■ Directions for this task: Copy every row below word for word, and leave the pictures out of your copy.

■ Data extracted from a collection:
--- BEGIN ---

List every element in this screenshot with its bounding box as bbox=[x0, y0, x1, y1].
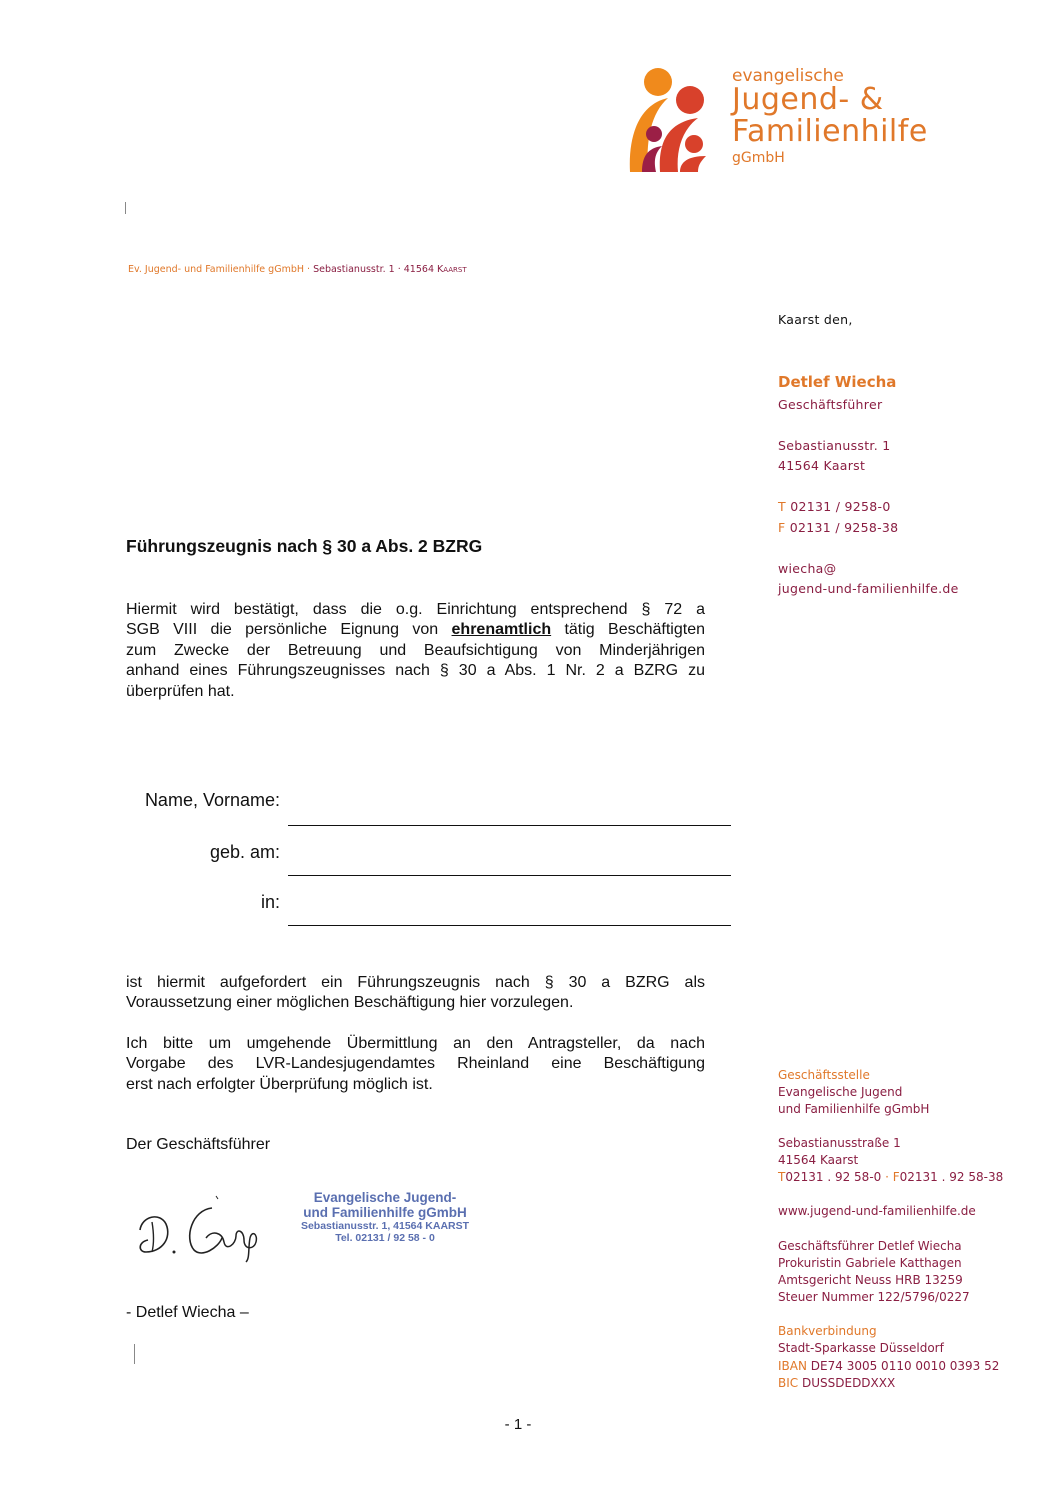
contact-email-1[interactable]: wiecha@ bbox=[778, 561, 837, 576]
footer-fax: 02131 . 92 58-38 bbox=[899, 1170, 1004, 1184]
footer-bank-name: Stadt-Sparkasse Düsseldorf bbox=[778, 1341, 944, 1355]
intro-paragraph bbox=[126, 600, 705, 702]
intro-text: tätig Beschäftigten bbox=[551, 621, 705, 639]
contact-street: Sebastianusstr. 1 bbox=[778, 438, 891, 453]
footer-bank-label bbox=[778, 1324, 877, 1338]
footer-iban bbox=[778, 1359, 999, 1373]
footer-fax-sep: · bbox=[881, 1170, 893, 1184]
footer-phone-prefix: T bbox=[778, 1170, 786, 1184]
contact-fax bbox=[778, 520, 898, 535]
iban-value: DE74 3005 0110 0010 0393 52 bbox=[810, 1359, 1000, 1373]
page-number: - 1 - bbox=[504, 1416, 532, 1433]
text-cursor-mark bbox=[125, 202, 126, 214]
iban-label: IBAN bbox=[778, 1359, 807, 1373]
name-field-input[interactable] bbox=[288, 825, 731, 826]
footer-office-label bbox=[778, 1068, 870, 1082]
birthdate-field-input[interactable] bbox=[288, 875, 731, 876]
logo-text-line4: gGmbH bbox=[732, 150, 785, 166]
contact-phone bbox=[778, 499, 891, 514]
fax-number: 02131 / 9258-38 bbox=[789, 520, 899, 535]
company-logo bbox=[620, 64, 930, 176]
sender-street: Sebastianusstr. 1 · 41564 bbox=[313, 264, 434, 275]
footer-office-label-text: Geschäftsstelle bbox=[778, 1068, 870, 1082]
contact-role: Geschäftsführer bbox=[778, 397, 883, 412]
bic-label: BIC bbox=[778, 1376, 799, 1390]
contact-city: 41564 Kaarst bbox=[778, 458, 866, 473]
stamp-line-1: Evangelische Jugend- bbox=[313, 1190, 457, 1205]
urgency-line: Vorgabe des LVR-Landesjugendamtes Rheinland eine Beschäftigung bbox=[126, 1055, 705, 1073]
footer-tax: Steuer Nummer 122/5796/0227 bbox=[778, 1290, 970, 1304]
birthplace-field-input[interactable] bbox=[288, 925, 731, 926]
emphasis-voluntary: ehrenamtlich bbox=[451, 621, 552, 639]
footer-court: Amtsgericht Neuss HRB 13259 bbox=[778, 1273, 963, 1287]
request-paragraph bbox=[126, 973, 705, 1014]
footer-ceo: Geschäftsführer Detlef Wiecha bbox=[778, 1239, 962, 1253]
urgency-line: Ich bitte um umgehende Übermittlung an den Antragsteller, da nach bbox=[126, 1035, 705, 1052]
intro-line bbox=[126, 620, 705, 640]
intro-text: SGB VIII die persönliche Eignung von bbox=[126, 621, 452, 639]
contact-email-2[interactable]: jugend-und-familienhilfe.de bbox=[778, 581, 959, 596]
logo-text-line2: Jugend- & bbox=[732, 82, 884, 117]
sender-city: Kaarst bbox=[437, 264, 467, 275]
family-logo-icon bbox=[620, 64, 728, 174]
sender-org: Ev. Jugend- und Familienhilfe gGmbH bbox=[128, 264, 304, 275]
footer-office-line2: und Familienhilfe gGmbH bbox=[778, 1102, 930, 1116]
request-line: Voraussetzung einer möglichen Beschäftigung hier vorzulegen. bbox=[126, 994, 574, 1012]
logo-text-line1: evangelische bbox=[732, 66, 844, 86]
intro-line: anhand eines Führungszeugnisses nach § 30 a Abs. 1 Nr. 2 a BZRG zu bbox=[126, 662, 705, 680]
urgency-paragraph bbox=[126, 1034, 705, 1095]
intro-line: Hiermit wird bestätigt, dass die o.g. Einrichtung entsprechend § 72 a bbox=[126, 601, 705, 618]
fax-prefix: F bbox=[778, 520, 786, 535]
signer-name: - Detlef Wiecha – bbox=[126, 1304, 249, 1321]
footer-website[interactable]: www.jugend-und-familienhilfe.de bbox=[778, 1204, 976, 1218]
footer-bank-label-text: Bankverbindung bbox=[778, 1324, 877, 1338]
footer-proxy: Prokuristin Gabriele Katthagen bbox=[778, 1256, 962, 1270]
company-stamp bbox=[280, 1190, 490, 1244]
footer-office-line1: Evangelische Jugend bbox=[778, 1085, 903, 1099]
stamp-line-2: und Familienhilfe gGmbH bbox=[303, 1205, 467, 1220]
phone-number: 02131 / 9258-0 bbox=[790, 499, 891, 514]
logo-text-line3: Familienhilfe bbox=[732, 114, 928, 149]
footer-bic bbox=[778, 1376, 895, 1390]
contact-name: Detlef Wiecha bbox=[778, 373, 897, 391]
intro-line: überprüfen hat. bbox=[126, 682, 235, 700]
footer-street: Sebastianusstraße 1 bbox=[778, 1136, 901, 1150]
footer-fax-prefix: F bbox=[892, 1170, 900, 1184]
handwritten-signature bbox=[132, 1190, 262, 1270]
document-title: Führungszeugnis nach § 30 a Abs. 2 BZRG bbox=[126, 536, 483, 556]
place-date: Kaarst den, bbox=[778, 312, 853, 327]
intro-line: zum Zwecke der Betreuung und Beaufsichtigung von Minderjährigen bbox=[126, 641, 705, 659]
request-line: ist hiermit aufgefordert ein Führungszeugnis nach § 30 a BZRG als bbox=[126, 974, 705, 991]
stamp-line-3: Sebastianusstr. 1, 41564 KAARST bbox=[300, 1220, 470, 1232]
name-field-label: Name, Vorname: bbox=[144, 790, 280, 810]
birthdate-field-label: geb. am: bbox=[209, 842, 280, 862]
sender-separator: · bbox=[304, 264, 314, 275]
footer-city: 41564 Kaarst bbox=[778, 1153, 859, 1167]
birthplace-field-label: in: bbox=[260, 892, 280, 912]
text-cursor-mark bbox=[134, 1344, 135, 1364]
footer-phone: 02131 . 92 58-0 bbox=[785, 1170, 882, 1184]
bic-value: DUSSDEDDXXX bbox=[801, 1376, 896, 1390]
phone-prefix: T bbox=[778, 499, 786, 514]
footer-phone-fax bbox=[778, 1170, 1003, 1184]
urgency-line: erst nach erfolgter Überprüfung möglich ist. bbox=[126, 1075, 433, 1093]
stamp-line-4: Tel. 02131 / 92 58 - 0 bbox=[335, 1232, 435, 1244]
closing-line: Der Geschäftsführer bbox=[126, 1136, 271, 1153]
sender-address-line bbox=[128, 264, 467, 275]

--- END ---

■ Final result:
List every element in this screenshot with its bounding box as bbox=[x0, y0, x1, y1].
contact-email-1[interactable]: wiecha@ bbox=[778, 561, 837, 576]
footer-fax: 02131 . 92 58-38 bbox=[899, 1170, 1004, 1184]
footer-bank-name: Stadt-Sparkasse Düsseldorf bbox=[778, 1341, 944, 1355]
intro-paragraph bbox=[126, 600, 705, 702]
intro-text: tätig Beschäftigten bbox=[551, 621, 705, 639]
contact-street: Sebastianusstr. 1 bbox=[778, 438, 891, 453]
footer-bank-label bbox=[778, 1324, 877, 1338]
footer-iban bbox=[778, 1359, 999, 1373]
footer-fax-sep: · bbox=[881, 1170, 893, 1184]
footer-phone-prefix: T bbox=[778, 1170, 786, 1184]
contact-fax bbox=[778, 520, 898, 535]
iban-value: DE74 3005 0110 0010 0393 52 bbox=[810, 1359, 1000, 1373]
page-number: - 1 - bbox=[504, 1416, 532, 1433]
text-cursor-mark bbox=[125, 202, 126, 214]
iban-label: IBAN bbox=[778, 1359, 807, 1373]
name-field-input[interactable] bbox=[288, 825, 731, 826]
footer-office-label bbox=[778, 1068, 870, 1082]
birthdate-field-input[interactable] bbox=[288, 875, 731, 876]
logo-text-line4: gGmbH bbox=[732, 150, 785, 166]
contact-phone bbox=[778, 499, 891, 514]
fax-number: 02131 / 9258-38 bbox=[789, 520, 899, 535]
company-logo bbox=[620, 64, 930, 176]
sender-street: Sebastianusstr. 1 · 41564 bbox=[313, 264, 434, 275]
footer-office-label-text: Geschäftsstelle bbox=[778, 1068, 870, 1082]
contact-role: Geschäftsführer bbox=[778, 397, 883, 412]
bic-label: BIC bbox=[778, 1376, 799, 1390]
contact-city: 41564 Kaarst bbox=[778, 458, 866, 473]
stamp-line-1: Evangelische Jugend- bbox=[313, 1190, 457, 1205]
urgency-line: Vorgabe des LVR-Landesjugendamtes Rheinland eine Beschäftigung bbox=[126, 1055, 705, 1073]
footer-tax: Steuer Nummer 122/5796/0227 bbox=[778, 1290, 970, 1304]
birthplace-field-input[interactable] bbox=[288, 925, 731, 926]
emphasis-voluntary: ehrenamtlich bbox=[451, 621, 552, 639]
footer-court: Amtsgericht Neuss HRB 13259 bbox=[778, 1273, 963, 1287]
request-paragraph bbox=[126, 973, 705, 1014]
footer-ceo: Geschäftsführer Detlef Wiecha bbox=[778, 1239, 962, 1253]
urgency-line: Ich bitte um umgehende Übermittlung an den Antragsteller, da nach bbox=[126, 1035, 705, 1052]
intro-line bbox=[126, 620, 705, 640]
intro-text: SGB VIII die persönliche Eignung von bbox=[126, 621, 452, 639]
contact-email-2[interactable]: jugend-und-familienhilfe.de bbox=[778, 581, 959, 596]
logo-text-line2: Jugend- & bbox=[732, 82, 884, 117]
sender-city: Kaarst bbox=[437, 264, 467, 275]
family-logo-icon bbox=[620, 64, 728, 174]
sender-org: Ev. Jugend- und Familienhilfe gGmbH bbox=[128, 264, 304, 275]
footer-office-line2: und Familienhilfe gGmbH bbox=[778, 1102, 930, 1116]
request-line: Voraussetzung einer möglichen Beschäftigung hier vorzulegen. bbox=[126, 994, 574, 1012]
logo-text-line1: evangelische bbox=[732, 66, 844, 86]
intro-line: anhand eines Führungszeugnisses nach § 30 a Abs. 1 Nr. 2 a BZRG zu bbox=[126, 662, 705, 680]
urgency-paragraph bbox=[126, 1034, 705, 1095]
intro-line: Hiermit wird bestätigt, dass die o.g. Einrichtung entsprechend § 72 a bbox=[126, 601, 705, 618]
fax-prefix: F bbox=[778, 520, 786, 535]
signer-name: - Detlef Wiecha – bbox=[126, 1304, 249, 1321]
footer-website[interactable]: www.jugend-und-familienhilfe.de bbox=[778, 1204, 976, 1218]
footer-bank-label-text: Bankverbindung bbox=[778, 1324, 877, 1338]
footer-proxy: Prokuristin Gabriele Katthagen bbox=[778, 1256, 962, 1270]
company-stamp bbox=[280, 1190, 490, 1244]
footer-office-line1: Evangelische Jugend bbox=[778, 1085, 903, 1099]
stamp-line-2: und Familienhilfe gGmbH bbox=[303, 1205, 467, 1220]
phone-number: 02131 / 9258-0 bbox=[790, 499, 891, 514]
logo-text-line3: Familienhilfe bbox=[732, 114, 928, 149]
footer-bic bbox=[778, 1376, 895, 1390]
contact-name: Detlef Wiecha bbox=[778, 373, 897, 391]
intro-line: überprüfen hat. bbox=[126, 682, 235, 700]
footer-street: Sebastianusstraße 1 bbox=[778, 1136, 901, 1150]
footer-fax-prefix: F bbox=[892, 1170, 900, 1184]
handwritten-signature bbox=[132, 1190, 262, 1270]
document-title: Führungszeugnis nach § 30 a Abs. 2 BZRG bbox=[126, 536, 483, 556]
place-date: Kaarst den, bbox=[778, 312, 853, 327]
intro-line: zum Zwecke der Betreuung und Beaufsichtigung von Minderjährigen bbox=[126, 641, 705, 659]
request-line: ist hiermit aufgefordert ein Führungszeugnis nach § 30 a BZRG als bbox=[126, 974, 705, 991]
stamp-line-3: Sebastianusstr. 1, 41564 KAARST bbox=[300, 1220, 470, 1232]
name-field-label: Name, Vorname: bbox=[144, 790, 280, 810]
birthdate-field-label: geb. am: bbox=[209, 842, 280, 862]
sender-separator: · bbox=[304, 264, 314, 275]
footer-city: 41564 Kaarst bbox=[778, 1153, 859, 1167]
birthplace-field-label: in: bbox=[260, 892, 280, 912]
text-cursor-mark bbox=[134, 1344, 135, 1364]
footer-phone: 02131 . 92 58-0 bbox=[785, 1170, 882, 1184]
bic-value: DUSSDEDDXXX bbox=[801, 1376, 896, 1390]
phone-prefix: T bbox=[778, 499, 786, 514]
footer-phone-fax bbox=[778, 1170, 1003, 1184]
urgency-line: erst nach erfolgter Überprüfung möglich ist. bbox=[126, 1075, 433, 1093]
stamp-line-4: Tel. 02131 / 92 58 - 0 bbox=[335, 1232, 435, 1244]
closing-line: Der Geschäftsführer bbox=[126, 1136, 271, 1153]
sender-address-line bbox=[128, 264, 467, 275]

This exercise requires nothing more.